-- Source data start --

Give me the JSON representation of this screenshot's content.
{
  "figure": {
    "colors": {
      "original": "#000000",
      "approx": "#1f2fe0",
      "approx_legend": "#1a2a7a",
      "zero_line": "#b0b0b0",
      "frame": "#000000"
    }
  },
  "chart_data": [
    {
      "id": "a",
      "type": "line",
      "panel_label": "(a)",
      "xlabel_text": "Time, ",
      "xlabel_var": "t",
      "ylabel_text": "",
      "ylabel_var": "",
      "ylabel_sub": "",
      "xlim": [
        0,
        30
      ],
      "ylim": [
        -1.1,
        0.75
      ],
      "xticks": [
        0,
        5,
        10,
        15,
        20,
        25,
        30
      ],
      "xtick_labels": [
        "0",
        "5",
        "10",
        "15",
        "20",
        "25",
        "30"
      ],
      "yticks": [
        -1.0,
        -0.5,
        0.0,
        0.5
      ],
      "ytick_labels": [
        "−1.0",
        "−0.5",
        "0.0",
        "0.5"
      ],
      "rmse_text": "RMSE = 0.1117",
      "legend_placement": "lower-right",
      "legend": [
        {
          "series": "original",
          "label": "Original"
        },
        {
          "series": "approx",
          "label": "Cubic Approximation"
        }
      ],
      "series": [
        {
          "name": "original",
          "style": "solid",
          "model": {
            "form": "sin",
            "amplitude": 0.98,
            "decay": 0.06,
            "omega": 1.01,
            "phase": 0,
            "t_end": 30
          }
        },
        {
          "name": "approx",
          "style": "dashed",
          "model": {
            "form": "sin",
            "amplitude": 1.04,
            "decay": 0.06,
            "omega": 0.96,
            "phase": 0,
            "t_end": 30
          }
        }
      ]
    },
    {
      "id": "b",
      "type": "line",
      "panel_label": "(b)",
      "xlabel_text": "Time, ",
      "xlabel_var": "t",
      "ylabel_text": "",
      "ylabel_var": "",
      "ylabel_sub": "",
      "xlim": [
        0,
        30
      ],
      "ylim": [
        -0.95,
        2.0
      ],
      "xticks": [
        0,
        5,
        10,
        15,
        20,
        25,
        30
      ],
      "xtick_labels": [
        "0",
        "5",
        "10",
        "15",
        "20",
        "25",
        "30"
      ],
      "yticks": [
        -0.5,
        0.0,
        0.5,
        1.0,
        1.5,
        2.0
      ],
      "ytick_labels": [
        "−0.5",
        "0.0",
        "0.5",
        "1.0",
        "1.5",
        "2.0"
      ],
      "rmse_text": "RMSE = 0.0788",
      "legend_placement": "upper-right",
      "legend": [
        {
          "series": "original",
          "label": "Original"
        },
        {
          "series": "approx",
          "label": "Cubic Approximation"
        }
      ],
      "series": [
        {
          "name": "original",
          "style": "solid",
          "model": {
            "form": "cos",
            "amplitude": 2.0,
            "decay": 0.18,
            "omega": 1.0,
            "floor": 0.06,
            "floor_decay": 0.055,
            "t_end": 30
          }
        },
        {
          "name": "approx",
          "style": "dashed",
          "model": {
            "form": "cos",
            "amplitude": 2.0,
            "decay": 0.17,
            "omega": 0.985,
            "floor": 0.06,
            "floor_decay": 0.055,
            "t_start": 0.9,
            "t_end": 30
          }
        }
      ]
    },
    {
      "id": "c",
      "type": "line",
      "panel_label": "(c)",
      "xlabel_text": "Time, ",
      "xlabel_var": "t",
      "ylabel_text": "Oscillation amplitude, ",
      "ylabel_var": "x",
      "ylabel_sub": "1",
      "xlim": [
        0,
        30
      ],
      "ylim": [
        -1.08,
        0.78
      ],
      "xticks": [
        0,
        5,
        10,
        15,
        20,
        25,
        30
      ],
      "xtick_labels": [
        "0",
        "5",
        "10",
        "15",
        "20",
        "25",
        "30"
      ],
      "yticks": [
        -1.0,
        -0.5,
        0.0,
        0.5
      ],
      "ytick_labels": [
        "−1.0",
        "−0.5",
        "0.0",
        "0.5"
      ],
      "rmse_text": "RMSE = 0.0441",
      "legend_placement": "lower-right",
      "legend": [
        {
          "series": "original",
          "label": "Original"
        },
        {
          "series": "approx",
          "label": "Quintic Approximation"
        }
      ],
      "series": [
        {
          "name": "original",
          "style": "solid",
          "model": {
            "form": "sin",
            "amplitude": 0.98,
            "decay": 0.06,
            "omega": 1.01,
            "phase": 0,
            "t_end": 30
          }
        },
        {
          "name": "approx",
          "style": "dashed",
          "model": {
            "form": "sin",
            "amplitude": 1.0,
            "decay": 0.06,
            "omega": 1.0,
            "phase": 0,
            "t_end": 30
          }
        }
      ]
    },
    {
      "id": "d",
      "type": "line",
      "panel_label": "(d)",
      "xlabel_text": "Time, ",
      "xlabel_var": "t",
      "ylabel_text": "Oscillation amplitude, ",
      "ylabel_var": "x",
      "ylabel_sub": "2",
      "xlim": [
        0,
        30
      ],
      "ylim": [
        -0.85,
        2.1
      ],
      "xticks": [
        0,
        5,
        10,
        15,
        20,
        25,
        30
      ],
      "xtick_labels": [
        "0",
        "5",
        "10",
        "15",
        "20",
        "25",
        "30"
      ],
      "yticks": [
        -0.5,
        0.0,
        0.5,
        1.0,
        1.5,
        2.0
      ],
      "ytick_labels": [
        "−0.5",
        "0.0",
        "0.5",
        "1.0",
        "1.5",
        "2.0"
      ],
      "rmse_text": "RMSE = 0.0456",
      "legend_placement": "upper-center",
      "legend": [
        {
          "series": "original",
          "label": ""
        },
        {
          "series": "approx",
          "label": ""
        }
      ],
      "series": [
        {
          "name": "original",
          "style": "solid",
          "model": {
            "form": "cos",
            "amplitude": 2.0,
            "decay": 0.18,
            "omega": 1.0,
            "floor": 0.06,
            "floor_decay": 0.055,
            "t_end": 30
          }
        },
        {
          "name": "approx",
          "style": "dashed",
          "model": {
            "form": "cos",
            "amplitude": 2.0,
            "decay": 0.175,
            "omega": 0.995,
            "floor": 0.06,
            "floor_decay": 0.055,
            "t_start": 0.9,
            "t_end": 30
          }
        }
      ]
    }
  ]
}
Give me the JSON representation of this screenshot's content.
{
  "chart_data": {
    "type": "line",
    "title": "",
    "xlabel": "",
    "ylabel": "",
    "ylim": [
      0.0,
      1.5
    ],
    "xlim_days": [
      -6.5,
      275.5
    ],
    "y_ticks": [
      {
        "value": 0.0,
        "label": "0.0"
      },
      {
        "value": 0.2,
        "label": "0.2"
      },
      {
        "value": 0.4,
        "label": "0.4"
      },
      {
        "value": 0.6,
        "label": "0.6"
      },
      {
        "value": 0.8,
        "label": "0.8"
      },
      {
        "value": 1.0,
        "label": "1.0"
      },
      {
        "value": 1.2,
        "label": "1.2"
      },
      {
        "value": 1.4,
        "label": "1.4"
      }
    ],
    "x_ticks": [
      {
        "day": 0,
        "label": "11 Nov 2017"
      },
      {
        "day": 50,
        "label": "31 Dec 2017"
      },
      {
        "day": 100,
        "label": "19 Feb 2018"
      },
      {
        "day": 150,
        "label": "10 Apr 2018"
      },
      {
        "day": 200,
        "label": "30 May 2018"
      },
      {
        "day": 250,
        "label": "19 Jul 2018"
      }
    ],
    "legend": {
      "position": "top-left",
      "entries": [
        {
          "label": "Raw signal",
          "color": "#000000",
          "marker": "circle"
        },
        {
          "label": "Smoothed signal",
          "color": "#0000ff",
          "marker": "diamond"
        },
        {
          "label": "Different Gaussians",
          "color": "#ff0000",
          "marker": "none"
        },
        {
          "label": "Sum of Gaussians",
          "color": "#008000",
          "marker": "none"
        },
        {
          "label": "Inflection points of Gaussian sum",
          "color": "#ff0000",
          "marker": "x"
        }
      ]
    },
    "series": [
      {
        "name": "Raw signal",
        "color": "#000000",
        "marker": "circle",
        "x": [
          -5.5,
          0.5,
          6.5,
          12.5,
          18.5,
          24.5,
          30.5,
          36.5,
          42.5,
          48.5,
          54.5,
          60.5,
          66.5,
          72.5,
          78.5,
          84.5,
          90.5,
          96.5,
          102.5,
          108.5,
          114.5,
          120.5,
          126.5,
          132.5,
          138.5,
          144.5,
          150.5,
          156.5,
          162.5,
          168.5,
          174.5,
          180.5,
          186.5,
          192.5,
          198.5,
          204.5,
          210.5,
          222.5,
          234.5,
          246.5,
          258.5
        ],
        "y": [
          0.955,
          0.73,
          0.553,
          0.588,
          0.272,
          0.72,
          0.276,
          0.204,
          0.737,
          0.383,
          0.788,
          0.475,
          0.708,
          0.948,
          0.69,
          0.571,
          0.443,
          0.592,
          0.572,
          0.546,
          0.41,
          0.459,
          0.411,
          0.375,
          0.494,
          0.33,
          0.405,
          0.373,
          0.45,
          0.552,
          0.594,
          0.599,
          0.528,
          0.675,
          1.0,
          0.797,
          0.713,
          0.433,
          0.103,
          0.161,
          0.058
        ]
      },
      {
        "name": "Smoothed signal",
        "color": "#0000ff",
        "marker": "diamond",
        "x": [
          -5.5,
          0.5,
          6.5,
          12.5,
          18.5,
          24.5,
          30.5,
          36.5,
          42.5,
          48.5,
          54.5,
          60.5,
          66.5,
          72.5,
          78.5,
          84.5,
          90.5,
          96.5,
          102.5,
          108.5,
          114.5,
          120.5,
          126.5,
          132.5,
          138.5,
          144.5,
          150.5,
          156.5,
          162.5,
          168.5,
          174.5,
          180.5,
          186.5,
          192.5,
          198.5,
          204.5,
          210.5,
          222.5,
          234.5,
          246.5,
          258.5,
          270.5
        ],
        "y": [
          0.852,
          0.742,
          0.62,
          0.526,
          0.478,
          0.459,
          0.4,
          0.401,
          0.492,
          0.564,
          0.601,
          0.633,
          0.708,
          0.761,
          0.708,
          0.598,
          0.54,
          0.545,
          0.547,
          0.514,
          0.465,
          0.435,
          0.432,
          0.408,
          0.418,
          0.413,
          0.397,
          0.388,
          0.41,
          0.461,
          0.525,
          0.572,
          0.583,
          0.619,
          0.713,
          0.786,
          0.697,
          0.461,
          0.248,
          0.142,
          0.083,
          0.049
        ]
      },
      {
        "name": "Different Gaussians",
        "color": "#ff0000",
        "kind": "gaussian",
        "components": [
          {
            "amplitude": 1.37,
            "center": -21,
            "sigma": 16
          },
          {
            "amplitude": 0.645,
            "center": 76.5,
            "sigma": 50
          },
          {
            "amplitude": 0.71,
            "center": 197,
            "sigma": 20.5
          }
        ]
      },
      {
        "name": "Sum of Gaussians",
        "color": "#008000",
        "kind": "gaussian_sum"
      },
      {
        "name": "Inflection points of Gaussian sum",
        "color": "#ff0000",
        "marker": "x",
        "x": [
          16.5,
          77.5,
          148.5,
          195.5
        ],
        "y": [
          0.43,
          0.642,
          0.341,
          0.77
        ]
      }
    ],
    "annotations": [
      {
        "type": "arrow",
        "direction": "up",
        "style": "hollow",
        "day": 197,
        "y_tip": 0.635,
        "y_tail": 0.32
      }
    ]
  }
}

-- Source data end --

_Requirement_
Where a line contains the string "Smoothed", extract that line.

_Written response_
          "label": "Smoothed signal",
        "name": "Smoothed signal",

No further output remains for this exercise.